→ **WHAT IS BEING ASKED**: Repeat the material below exactly, with no pictures.

→ **GIVEN ENTRIES**:
"""

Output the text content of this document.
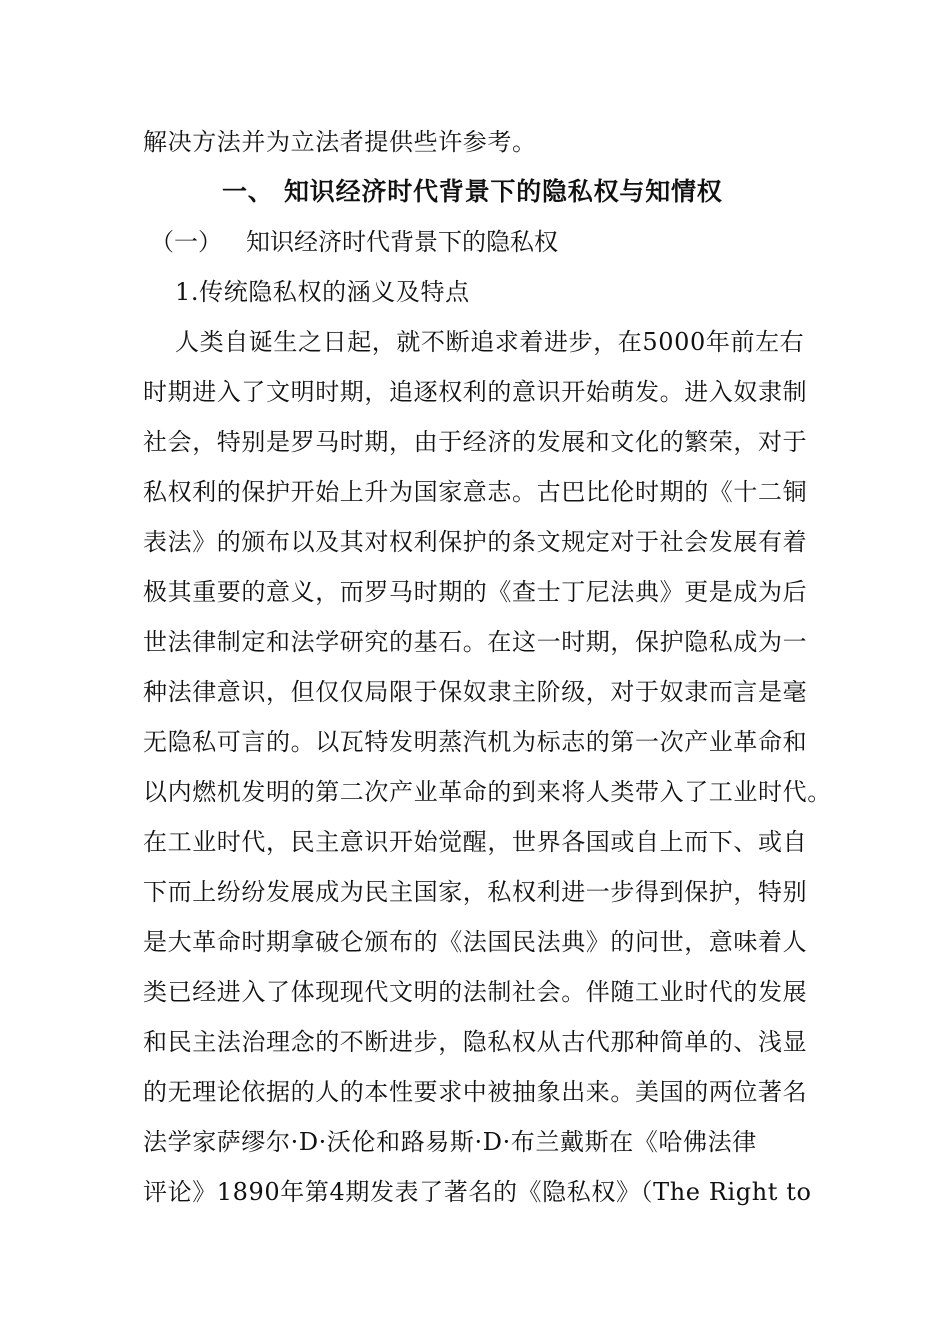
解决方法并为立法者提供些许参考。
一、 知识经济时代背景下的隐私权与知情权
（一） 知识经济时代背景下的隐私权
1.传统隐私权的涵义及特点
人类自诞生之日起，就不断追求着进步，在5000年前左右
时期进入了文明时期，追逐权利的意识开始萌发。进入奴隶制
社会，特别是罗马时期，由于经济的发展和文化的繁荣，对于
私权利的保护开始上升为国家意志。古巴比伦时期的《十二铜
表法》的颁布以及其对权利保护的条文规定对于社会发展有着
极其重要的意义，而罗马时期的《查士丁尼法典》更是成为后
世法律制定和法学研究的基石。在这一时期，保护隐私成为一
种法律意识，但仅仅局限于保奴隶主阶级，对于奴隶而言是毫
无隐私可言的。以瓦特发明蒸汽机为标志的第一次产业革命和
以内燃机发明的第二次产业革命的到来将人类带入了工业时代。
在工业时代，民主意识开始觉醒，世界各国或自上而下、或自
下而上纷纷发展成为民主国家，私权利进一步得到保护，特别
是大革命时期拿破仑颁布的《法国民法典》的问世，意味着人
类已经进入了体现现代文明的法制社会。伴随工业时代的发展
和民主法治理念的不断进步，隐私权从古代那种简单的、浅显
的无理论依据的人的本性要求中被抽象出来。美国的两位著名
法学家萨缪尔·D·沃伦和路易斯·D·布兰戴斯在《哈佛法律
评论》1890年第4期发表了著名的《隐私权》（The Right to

"""

→ **THE RESULT**:
Output the text content of this document.
解决方法并为立法者提供些许参考。
一、 知识经济时代背景下的隐私权与知情权
（一） 知识经济时代背景下的隐私权
1.传统隐私权的涵义及特点
人类自诞生之日起，就不断追求着进步，在5000年前左右
时期进入了文明时期，追逐权利的意识开始萌发。进入奴隶制
社会，特别是罗马时期，由于经济的发展和文化的繁荣，对于
私权利的保护开始上升为国家意志。古巴比伦时期的《十二铜
表法》的颁布以及其对权利保护的条文规定对于社会发展有着
极其重要的意义，而罗马时期的《查士丁尼法典》更是成为后
世法律制定和法学研究的基石。在这一时期，保护隐私成为一
种法律意识，但仅仅局限于保奴隶主阶级，对于奴隶而言是毫
无隐私可言的。以瓦特发明蒸汽机为标志的第一次产业革命和
以内燃机发明的第二次产业革命的到来将人类带入了工业时代。
在工业时代，民主意识开始觉醒，世界各国或自上而下、或自
下而上纷纷发展成为民主国家，私权利进一步得到保护，特别
是大革命时期拿破仑颁布的《法国民法典》的问世，意味着人
类已经进入了体现现代文明的法制社会。伴随工业时代的发展
和民主法治理念的不断进步，隐私权从古代那种简单的、浅显
的无理论依据的人的本性要求中被抽象出来。美国的两位著名
法学家萨缪尔·D·沃伦和路易斯·D·布兰戴斯在《哈佛法律
评论》1890年第4期发表了著名的《隐私权》（The Right to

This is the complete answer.